Figure record extracts:

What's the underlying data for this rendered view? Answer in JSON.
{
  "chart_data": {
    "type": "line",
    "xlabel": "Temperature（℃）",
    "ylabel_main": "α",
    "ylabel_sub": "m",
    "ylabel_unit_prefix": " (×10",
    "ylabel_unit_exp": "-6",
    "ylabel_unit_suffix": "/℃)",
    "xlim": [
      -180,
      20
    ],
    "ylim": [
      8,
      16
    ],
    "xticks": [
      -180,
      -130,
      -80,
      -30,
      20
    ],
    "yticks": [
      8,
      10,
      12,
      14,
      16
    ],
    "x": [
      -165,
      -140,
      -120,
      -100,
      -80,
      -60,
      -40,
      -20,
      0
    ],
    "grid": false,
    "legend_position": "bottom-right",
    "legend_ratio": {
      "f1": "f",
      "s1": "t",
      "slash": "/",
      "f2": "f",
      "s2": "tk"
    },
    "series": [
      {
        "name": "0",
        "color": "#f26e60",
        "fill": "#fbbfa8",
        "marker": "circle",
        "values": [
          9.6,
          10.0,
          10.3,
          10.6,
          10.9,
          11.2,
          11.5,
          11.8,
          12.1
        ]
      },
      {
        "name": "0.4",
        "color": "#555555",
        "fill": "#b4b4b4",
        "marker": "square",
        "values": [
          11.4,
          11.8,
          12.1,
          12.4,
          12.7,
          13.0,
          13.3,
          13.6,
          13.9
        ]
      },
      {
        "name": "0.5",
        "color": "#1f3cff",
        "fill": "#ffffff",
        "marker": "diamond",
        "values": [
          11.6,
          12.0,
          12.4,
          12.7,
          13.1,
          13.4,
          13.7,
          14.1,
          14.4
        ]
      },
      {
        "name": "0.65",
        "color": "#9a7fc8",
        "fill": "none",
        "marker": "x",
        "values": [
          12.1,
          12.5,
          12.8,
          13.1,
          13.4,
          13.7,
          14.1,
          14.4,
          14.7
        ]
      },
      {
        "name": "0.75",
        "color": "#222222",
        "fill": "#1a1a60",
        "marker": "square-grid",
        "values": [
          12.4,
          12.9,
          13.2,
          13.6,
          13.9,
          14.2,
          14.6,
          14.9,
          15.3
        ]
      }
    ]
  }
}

> GOAL OF THE EXERCISE: Your task is to repeat the data exactly, with nothing left out.

> SOLUTION:
What's the underlying data for this rendered view? Answer in JSON.
{
  "chart_data": {
    "type": "line",
    "xlabel": "Temperature（℃）",
    "ylabel_main": "α",
    "ylabel_sub": "m",
    "ylabel_unit_prefix": " (×10",
    "ylabel_unit_exp": "-6",
    "ylabel_unit_suffix": "/℃)",
    "xlim": [
      -180,
      20
    ],
    "ylim": [
      8,
      16
    ],
    "xticks": [
      -180,
      -130,
      -80,
      -30,
      20
    ],
    "yticks": [
      8,
      10,
      12,
      14,
      16
    ],
    "x": [
      -165,
      -140,
      -120,
      -100,
      -80,
      -60,
      -40,
      -20,
      0
    ],
    "grid": false,
    "legend_position": "bottom-right",
    "legend_ratio": {
      "f1": "f",
      "s1": "t",
      "slash": "/",
      "f2": "f",
      "s2": "tk"
    },
    "series": [
      {
        "name": "0",
        "color": "#f26e60",
        "fill": "#fbbfa8",
        "marker": "circle",
        "values": [
          9.6,
          10.0,
          10.3,
          10.6,
          10.9,
          11.2,
          11.5,
          11.8,
          12.1
        ]
      },
      {
        "name": "0.4",
        "color": "#555555",
        "fill": "#b4b4b4",
        "marker": "square",
        "values": [
          11.4,
          11.8,
          12.1,
          12.4,
          12.7,
          13.0,
          13.3,
          13.6,
          13.9
        ]
      },
      {
        "name": "0.5",
        "color": "#1f3cff",
        "fill": "#ffffff",
        "marker": "diamond",
        "values": [
          11.6,
          12.0,
          12.4,
          12.7,
          13.1,
          13.4,
          13.7,
          14.1,
          14.4
        ]
      },
      {
        "name": "0.65",
        "color": "#9a7fc8",
        "fill": "none",
        "marker": "x",
        "values": [
          12.1,
          12.5,
          12.8,
          13.1,
          13.4,
          13.7,
          14.1,
          14.4,
          14.7
        ]
      },
      {
        "name": "0.75",
        "color": "#222222",
        "fill": "#1a1a60",
        "marker": "square-grid",
        "values": [
          12.4,
          12.9,
          13.2,
          13.6,
          13.9,
          14.2,
          14.6,
          14.9,
          15.3
        ]
      }
    ]
  }
}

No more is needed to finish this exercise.